--- START OF Supplied entries ---

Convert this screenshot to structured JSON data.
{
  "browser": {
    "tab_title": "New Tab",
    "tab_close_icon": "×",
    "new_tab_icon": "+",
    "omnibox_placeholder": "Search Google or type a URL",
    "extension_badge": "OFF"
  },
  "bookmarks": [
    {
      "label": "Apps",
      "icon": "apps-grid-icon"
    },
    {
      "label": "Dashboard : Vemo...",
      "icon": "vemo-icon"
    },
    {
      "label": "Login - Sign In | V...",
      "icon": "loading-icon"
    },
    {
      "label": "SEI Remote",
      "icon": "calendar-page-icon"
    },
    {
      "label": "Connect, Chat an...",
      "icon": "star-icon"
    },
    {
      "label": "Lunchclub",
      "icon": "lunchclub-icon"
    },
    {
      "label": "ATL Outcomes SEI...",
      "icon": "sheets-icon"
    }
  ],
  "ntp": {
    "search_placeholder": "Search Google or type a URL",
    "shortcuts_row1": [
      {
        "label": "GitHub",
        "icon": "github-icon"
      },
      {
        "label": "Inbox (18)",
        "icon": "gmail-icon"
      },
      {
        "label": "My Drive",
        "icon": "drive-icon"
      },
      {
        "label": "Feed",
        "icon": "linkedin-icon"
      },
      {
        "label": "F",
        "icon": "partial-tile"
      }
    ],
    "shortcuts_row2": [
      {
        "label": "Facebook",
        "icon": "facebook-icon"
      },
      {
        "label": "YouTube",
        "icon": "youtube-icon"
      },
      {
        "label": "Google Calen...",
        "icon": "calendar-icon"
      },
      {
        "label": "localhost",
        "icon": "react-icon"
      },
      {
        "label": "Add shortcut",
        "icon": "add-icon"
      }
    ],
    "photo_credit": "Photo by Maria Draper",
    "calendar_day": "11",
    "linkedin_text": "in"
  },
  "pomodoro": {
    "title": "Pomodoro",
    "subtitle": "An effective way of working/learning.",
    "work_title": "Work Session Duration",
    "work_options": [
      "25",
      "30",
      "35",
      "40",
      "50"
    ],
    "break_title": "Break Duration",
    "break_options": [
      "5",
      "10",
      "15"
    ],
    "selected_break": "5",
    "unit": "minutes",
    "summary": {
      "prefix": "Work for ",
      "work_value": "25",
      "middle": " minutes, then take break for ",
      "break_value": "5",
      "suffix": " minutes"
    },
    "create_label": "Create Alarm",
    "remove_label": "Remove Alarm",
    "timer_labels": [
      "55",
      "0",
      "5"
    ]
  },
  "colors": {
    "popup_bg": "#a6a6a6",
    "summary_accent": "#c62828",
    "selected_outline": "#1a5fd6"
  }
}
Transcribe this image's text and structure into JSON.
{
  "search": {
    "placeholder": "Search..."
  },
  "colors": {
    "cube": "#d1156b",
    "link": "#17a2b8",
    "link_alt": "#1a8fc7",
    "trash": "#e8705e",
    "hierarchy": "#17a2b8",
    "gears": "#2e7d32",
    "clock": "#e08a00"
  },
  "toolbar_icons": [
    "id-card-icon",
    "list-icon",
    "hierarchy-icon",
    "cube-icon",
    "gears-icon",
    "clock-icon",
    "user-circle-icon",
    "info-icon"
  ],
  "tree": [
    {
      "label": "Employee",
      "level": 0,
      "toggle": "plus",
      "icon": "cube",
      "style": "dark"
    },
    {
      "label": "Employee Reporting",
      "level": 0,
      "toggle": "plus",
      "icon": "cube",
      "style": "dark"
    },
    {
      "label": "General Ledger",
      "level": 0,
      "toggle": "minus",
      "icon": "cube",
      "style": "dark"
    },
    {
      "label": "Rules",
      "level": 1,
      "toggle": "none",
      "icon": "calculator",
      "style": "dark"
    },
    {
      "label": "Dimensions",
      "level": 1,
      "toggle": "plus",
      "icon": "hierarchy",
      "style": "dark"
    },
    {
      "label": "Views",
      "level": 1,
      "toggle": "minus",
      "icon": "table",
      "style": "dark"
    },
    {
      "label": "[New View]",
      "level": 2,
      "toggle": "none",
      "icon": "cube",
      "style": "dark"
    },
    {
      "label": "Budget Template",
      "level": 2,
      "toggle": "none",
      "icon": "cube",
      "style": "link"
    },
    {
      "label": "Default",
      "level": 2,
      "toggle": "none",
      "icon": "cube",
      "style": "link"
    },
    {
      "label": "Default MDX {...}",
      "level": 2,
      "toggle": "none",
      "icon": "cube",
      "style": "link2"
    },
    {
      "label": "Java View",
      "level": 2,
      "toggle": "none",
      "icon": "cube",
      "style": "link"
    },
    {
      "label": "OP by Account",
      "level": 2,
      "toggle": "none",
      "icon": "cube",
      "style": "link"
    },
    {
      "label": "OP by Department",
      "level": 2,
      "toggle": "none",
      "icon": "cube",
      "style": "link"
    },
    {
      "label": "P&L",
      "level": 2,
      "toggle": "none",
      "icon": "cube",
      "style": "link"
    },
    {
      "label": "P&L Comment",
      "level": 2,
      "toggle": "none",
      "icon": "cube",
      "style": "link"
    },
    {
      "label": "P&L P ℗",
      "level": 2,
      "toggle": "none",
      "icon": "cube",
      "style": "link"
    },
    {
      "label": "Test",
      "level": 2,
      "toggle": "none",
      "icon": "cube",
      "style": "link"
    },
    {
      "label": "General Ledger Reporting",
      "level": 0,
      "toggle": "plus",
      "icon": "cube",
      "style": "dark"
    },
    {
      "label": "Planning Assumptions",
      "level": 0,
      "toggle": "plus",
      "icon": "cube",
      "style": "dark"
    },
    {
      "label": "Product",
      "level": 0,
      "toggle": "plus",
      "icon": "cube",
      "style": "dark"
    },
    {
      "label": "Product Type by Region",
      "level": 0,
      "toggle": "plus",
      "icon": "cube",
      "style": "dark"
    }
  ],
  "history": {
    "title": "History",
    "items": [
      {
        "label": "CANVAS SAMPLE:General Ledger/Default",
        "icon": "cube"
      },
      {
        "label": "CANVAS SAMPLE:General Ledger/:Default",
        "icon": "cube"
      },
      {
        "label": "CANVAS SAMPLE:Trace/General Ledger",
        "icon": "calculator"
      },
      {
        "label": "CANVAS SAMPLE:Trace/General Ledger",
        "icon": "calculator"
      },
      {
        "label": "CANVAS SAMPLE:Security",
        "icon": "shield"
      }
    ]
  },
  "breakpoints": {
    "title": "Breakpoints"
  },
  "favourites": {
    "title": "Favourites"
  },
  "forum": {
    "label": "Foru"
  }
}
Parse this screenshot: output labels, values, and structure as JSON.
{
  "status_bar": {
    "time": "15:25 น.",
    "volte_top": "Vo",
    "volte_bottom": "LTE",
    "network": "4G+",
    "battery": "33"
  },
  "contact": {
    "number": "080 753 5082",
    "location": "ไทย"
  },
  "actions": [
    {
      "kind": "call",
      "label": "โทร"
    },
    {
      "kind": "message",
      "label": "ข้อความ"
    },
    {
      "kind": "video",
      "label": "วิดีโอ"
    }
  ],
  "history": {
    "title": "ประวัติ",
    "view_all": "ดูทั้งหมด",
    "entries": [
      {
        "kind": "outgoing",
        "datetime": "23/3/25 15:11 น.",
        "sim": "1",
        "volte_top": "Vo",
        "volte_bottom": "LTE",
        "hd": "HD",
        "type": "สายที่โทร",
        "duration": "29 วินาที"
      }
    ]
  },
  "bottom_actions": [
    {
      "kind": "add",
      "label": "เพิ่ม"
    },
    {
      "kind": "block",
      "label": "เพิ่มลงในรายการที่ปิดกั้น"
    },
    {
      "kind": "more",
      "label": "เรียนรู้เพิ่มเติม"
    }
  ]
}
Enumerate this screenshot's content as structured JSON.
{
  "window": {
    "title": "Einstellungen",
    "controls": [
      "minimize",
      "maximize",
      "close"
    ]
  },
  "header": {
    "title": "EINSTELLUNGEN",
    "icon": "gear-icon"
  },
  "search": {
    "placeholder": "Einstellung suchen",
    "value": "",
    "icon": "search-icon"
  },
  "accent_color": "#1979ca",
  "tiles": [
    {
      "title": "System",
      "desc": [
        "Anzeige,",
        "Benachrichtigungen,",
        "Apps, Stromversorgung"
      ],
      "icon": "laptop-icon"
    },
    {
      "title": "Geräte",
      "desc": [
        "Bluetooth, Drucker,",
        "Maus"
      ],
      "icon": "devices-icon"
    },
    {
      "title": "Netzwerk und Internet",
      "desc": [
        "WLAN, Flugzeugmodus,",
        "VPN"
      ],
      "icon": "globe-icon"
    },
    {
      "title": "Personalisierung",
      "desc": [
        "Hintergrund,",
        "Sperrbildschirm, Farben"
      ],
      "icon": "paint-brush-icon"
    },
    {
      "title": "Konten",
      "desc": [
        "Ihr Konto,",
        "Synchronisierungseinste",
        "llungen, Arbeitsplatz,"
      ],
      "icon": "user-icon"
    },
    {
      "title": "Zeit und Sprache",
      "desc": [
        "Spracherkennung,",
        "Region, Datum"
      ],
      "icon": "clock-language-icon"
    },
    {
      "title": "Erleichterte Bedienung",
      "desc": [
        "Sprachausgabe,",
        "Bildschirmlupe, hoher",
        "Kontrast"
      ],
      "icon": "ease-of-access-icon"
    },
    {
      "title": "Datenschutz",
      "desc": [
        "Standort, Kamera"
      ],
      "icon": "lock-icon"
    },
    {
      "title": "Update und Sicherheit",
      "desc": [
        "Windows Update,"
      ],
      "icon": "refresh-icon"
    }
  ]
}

--- END OF Supplied entries ---

## What you will do
Above are some records. Report the number of their lines that include "Alarm", and add nothing else.

## Solution for this task
2